=== What you need to do ===
Copy out all lines carrying the word "this".

Items listed in a dataset
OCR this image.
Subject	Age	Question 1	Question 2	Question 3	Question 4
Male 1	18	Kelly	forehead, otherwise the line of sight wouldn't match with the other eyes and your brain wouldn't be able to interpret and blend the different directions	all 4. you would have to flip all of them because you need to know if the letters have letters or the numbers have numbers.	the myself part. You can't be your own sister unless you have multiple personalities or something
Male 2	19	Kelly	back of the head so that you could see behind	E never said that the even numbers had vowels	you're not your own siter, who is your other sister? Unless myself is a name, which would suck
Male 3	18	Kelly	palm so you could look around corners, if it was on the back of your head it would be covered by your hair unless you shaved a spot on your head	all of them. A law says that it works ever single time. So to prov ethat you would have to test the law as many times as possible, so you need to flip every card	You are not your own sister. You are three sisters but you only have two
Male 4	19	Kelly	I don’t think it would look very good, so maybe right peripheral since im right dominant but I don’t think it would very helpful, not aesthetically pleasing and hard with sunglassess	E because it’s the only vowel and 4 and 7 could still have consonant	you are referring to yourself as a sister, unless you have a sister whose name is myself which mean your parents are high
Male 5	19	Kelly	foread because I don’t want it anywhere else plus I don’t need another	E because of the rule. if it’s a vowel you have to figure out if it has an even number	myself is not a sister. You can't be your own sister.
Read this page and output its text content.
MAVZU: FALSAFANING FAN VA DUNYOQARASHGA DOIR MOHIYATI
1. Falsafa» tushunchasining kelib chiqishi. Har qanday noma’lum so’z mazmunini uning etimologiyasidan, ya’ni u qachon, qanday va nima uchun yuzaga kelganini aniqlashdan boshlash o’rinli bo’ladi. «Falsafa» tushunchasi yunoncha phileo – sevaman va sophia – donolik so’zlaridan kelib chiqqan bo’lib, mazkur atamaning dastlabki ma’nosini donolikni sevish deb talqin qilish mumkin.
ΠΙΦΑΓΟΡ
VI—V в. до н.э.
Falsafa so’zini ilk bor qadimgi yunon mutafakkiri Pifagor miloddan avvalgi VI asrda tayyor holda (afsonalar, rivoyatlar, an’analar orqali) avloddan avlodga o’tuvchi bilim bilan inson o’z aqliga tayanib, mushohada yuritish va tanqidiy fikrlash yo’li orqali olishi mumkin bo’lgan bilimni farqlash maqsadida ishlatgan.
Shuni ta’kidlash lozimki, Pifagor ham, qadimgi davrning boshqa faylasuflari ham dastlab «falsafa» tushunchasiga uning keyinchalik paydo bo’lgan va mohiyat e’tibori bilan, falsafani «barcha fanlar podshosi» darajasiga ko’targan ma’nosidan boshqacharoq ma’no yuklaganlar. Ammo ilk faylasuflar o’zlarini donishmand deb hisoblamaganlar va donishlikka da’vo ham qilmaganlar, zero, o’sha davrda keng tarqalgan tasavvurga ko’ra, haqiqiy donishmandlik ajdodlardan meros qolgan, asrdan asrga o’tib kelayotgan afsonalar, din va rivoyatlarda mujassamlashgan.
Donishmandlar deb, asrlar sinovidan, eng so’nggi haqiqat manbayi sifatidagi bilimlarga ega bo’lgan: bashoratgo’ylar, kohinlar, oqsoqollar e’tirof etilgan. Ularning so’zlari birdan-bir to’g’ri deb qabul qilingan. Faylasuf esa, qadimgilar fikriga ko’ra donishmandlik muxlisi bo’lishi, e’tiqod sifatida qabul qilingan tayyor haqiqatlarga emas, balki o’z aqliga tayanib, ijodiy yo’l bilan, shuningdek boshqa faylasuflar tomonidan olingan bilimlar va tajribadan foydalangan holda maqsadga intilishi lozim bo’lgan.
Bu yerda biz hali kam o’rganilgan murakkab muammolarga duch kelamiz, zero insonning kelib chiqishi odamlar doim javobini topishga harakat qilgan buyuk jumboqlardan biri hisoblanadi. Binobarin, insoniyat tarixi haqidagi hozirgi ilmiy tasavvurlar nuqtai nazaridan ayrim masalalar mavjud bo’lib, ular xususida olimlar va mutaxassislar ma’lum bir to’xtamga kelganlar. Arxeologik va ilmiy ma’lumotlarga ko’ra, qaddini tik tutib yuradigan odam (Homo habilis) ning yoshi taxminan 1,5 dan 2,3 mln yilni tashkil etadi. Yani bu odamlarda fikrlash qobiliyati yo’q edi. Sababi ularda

=== Reply ===
OCR this image.
Read this page and output its text content.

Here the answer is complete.